*Exercise description*
Count every line that holds the string "name", and report the number alone.

*Data to use*
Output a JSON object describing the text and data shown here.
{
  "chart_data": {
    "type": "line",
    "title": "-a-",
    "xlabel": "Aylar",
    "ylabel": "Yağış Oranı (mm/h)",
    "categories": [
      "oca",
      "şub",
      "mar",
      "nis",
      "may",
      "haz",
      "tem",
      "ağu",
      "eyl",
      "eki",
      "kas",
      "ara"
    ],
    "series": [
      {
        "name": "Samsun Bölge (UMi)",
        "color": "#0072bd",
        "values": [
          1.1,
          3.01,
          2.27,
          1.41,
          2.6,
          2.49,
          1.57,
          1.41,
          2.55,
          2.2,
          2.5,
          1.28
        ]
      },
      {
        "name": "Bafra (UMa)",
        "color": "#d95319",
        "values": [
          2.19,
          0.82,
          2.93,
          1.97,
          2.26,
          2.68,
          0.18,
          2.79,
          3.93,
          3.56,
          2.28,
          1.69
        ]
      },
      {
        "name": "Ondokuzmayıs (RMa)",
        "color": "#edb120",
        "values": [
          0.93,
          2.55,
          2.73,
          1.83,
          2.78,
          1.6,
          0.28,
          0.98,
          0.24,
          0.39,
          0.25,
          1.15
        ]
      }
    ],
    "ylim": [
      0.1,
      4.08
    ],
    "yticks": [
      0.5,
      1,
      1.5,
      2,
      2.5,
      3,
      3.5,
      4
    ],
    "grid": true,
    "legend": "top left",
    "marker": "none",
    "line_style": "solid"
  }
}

*Response to this task*
3